**WHAT YOU SHOULD DO**
Output every line below without omitting or altering anything.
══ PROVIDED DATA ══
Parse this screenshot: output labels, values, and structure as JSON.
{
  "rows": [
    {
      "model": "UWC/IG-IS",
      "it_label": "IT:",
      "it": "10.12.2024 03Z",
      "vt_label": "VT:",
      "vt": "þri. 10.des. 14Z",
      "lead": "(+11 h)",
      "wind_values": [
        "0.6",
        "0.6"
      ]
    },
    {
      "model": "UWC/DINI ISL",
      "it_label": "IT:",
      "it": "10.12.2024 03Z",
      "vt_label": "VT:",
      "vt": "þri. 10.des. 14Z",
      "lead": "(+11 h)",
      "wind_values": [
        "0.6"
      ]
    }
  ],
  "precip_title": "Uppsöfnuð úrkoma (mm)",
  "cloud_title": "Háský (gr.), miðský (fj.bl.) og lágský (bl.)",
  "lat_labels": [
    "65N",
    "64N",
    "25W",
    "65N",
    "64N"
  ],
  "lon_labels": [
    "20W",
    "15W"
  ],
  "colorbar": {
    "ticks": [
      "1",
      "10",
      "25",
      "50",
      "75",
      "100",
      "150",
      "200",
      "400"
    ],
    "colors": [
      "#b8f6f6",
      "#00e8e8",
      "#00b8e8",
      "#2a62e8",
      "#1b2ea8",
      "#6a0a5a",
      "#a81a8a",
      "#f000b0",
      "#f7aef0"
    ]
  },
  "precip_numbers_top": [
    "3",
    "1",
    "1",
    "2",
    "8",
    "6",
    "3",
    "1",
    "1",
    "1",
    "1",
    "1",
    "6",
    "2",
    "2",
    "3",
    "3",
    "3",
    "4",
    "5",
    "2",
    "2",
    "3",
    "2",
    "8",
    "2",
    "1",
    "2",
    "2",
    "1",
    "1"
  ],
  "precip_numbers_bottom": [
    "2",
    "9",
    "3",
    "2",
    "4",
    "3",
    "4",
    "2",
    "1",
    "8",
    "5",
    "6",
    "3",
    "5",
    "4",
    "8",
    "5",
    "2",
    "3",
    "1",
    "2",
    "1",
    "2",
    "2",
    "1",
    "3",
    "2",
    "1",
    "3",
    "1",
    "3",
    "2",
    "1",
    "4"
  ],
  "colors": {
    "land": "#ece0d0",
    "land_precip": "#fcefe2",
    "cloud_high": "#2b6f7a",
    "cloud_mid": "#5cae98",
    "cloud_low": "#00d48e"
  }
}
═══
**SOLUTION FOR THIS TASK**
Parse this screenshot: output labels, values, and structure as JSON.
{
  "rows": [
    {
      "model": "UWC/IG-IS",
      "it_label": "IT:",
      "it": "10.12.2024 03Z",
      "vt_label": "VT:",
      "vt": "þri. 10.des. 14Z",
      "lead": "(+11 h)",
      "wind_values": [
        "0.6",
        "0.6"
      ]
    },
    {
      "model": "UWC/DINI ISL",
      "it_label": "IT:",
      "it": "10.12.2024 03Z",
      "vt_label": "VT:",
      "vt": "þri. 10.des. 14Z",
      "lead": "(+11 h)",
      "wind_values": [
        "0.6"
      ]
    }
  ],
  "precip_title": "Uppsöfnuð úrkoma (mm)",
  "cloud_title": "Háský (gr.), miðský (fj.bl.) og lágský (bl.)",
  "lat_labels": [
    "65N",
    "64N",
    "25W",
    "65N",
    "64N"
  ],
  "lon_labels": [
    "20W",
    "15W"
  ],
  "colorbar": {
    "ticks": [
      "1",
      "10",
      "25",
      "50",
      "75",
      "100",
      "150",
      "200",
      "400"
    ],
    "colors": [
      "#b8f6f6",
      "#00e8e8",
      "#00b8e8",
      "#2a62e8",
      "#1b2ea8",
      "#6a0a5a",
      "#a81a8a",
      "#f000b0",
      "#f7aef0"
    ]
  },
  "precip_numbers_top": [
    "3",
    "1",
    "1",
    "2",
    "8",
    "6",
    "3",
    "1",
    "1",
    "1",
    "1",
    "1",
    "6",
    "2",
    "2",
    "3",
    "3",
    "3",
    "4",
    "5",
    "2",
    "2",
    "3",
    "2",
    "8",
    "2",
    "1",
    "2",
    "2",
    "1",
    "1"
  ],
  "precip_numbers_bottom": [
    "2",
    "9",
    "3",
    "2",
    "4",
    "3",
    "4",
    "2",
    "1",
    "8",
    "5",
    "6",
    "3",
    "5",
    "4",
    "8",
    "5",
    "2",
    "3",
    "1",
    "2",
    "1",
    "2",
    "2",
    "1",
    "3",
    "2",
    "1",
    "3",
    "1",
    "3",
    "2",
    "1",
    "4"
  ],
  "colors": {
    "land": "#ece0d0",
    "land_precip": "#fcefe2",
    "cloud_high": "#2b6f7a",
    "cloud_mid": "#5cae98",
    "cloud_low": "#00d48e"
  }
}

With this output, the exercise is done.